Aim:
Copy the data below exactly.

Stored entries:

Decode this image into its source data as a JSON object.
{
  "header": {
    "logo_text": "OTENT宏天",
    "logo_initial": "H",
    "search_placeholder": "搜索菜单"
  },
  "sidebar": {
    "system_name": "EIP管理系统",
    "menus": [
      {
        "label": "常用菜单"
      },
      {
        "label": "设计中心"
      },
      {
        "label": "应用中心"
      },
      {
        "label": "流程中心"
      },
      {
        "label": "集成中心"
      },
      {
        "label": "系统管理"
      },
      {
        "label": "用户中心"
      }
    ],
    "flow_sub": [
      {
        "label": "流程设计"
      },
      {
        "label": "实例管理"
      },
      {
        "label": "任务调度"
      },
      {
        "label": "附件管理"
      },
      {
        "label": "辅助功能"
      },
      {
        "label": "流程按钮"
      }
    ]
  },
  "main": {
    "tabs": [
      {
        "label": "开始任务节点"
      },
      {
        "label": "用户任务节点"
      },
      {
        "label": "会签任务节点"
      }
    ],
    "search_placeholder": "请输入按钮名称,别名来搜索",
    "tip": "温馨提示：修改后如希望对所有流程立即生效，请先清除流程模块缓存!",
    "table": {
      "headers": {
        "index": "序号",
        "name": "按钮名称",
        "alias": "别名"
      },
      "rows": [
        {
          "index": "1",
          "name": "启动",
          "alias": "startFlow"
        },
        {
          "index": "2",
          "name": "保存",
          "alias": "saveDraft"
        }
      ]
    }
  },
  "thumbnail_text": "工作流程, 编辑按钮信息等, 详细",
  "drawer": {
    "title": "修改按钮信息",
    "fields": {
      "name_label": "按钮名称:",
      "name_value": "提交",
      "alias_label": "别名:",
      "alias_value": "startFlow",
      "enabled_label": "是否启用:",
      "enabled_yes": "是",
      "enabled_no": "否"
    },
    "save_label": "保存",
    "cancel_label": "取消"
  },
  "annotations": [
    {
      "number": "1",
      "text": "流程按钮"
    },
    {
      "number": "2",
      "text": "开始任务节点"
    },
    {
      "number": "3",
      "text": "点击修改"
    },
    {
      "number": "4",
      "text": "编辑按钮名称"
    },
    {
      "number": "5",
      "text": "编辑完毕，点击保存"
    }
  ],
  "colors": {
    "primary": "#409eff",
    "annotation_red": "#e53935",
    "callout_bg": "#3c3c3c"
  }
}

Correct output:
Decode this image into its source data as a JSON object.
{
  "header": {
    "logo_text": "OTENT宏天",
    "logo_initial": "H",
    "search_placeholder": "搜索菜单"
  },
  "sidebar": {
    "system_name": "EIP管理系统",
    "menus": [
      {
        "label": "常用菜单"
      },
      {
        "label": "设计中心"
      },
      {
        "label": "应用中心"
      },
      {
        "label": "流程中心"
      },
      {
        "label": "集成中心"
      },
      {
        "label": "系统管理"
      },
      {
        "label": "用户中心"
      }
    ],
    "flow_sub": [
      {
        "label": "流程设计"
      },
      {
        "label": "实例管理"
      },
      {
        "label": "任务调度"
      },
      {
        "label": "附件管理"
      },
      {
        "label": "辅助功能"
      },
      {
        "label": "流程按钮"
      }
    ]
  },
  "main": {
    "tabs": [
      {
        "label": "开始任务节点"
      },
      {
        "label": "用户任务节点"
      },
      {
        "label": "会签任务节点"
      }
    ],
    "search_placeholder": "请输入按钮名称,别名来搜索",
    "tip": "温馨提示：修改后如希望对所有流程立即生效，请先清除流程模块缓存!",
    "table": {
      "headers": {
        "index": "序号",
        "name": "按钮名称",
        "alias": "别名"
      },
      "rows": [
        {
          "index": "1",
          "name": "启动",
          "alias": "startFlow"
        },
        {
          "index": "2",
          "name": "保存",
          "alias": "saveDraft"
        }
      ]
    }
  },
  "thumbnail_text": "工作流程, 编辑按钮信息等, 详细",
  "drawer": {
    "title": "修改按钮信息",
    "fields": {
      "name_label": "按钮名称:",
      "name_value": "提交",
      "alias_label": "别名:",
      "alias_value": "startFlow",
      "enabled_label": "是否启用:",
      "enabled_yes": "是",
      "enabled_no": "否"
    },
    "save_label": "保存",
    "cancel_label": "取消"
  },
  "annotations": [
    {
      "number": "1",
      "text": "流程按钮"
    },
    {
      "number": "2",
      "text": "开始任务节点"
    },
    {
      "number": "3",
      "text": "点击修改"
    },
    {
      "number": "4",
      "text": "编辑按钮名称"
    },
    {
      "number": "5",
      "text": "编辑完毕，点击保存"
    }
  ],
  "colors": {
    "primary": "#409eff",
    "annotation_red": "#e53935",
    "callout_bg": "#3c3c3c"
  }
}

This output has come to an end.